— begin —
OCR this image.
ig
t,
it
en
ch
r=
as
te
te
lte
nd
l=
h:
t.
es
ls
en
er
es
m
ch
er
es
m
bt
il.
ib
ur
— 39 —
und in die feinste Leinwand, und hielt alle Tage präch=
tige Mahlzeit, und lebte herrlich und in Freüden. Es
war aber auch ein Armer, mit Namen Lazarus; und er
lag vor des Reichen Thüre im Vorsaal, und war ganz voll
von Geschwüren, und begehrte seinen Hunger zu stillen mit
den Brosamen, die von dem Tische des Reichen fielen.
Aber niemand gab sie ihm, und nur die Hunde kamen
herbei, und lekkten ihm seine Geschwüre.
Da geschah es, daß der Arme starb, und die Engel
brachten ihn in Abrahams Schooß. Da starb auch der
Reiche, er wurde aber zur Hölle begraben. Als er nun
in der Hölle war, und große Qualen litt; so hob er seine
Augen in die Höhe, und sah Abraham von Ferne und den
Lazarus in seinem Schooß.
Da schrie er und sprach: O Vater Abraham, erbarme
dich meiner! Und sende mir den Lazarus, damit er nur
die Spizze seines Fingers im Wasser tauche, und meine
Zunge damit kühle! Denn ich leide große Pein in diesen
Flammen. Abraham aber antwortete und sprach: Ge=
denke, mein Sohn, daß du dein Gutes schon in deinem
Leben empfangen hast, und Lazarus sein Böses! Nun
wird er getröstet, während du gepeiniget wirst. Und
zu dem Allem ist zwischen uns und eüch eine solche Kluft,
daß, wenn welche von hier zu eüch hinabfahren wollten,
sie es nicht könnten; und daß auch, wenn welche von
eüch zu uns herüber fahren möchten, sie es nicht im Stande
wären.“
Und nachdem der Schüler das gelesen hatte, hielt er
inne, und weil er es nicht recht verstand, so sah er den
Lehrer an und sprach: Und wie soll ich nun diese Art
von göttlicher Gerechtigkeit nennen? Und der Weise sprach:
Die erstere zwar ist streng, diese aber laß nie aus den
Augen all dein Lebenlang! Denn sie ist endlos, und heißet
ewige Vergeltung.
— end —
The task => Check each line of the entries above for the word "dein". List the ones that have it.

Result of this exercise =>
denke, mein Sohn, daß du dein Gutes schon in deinem
Augen all dein Lebenlang! Denn sie ist endlos, und heißet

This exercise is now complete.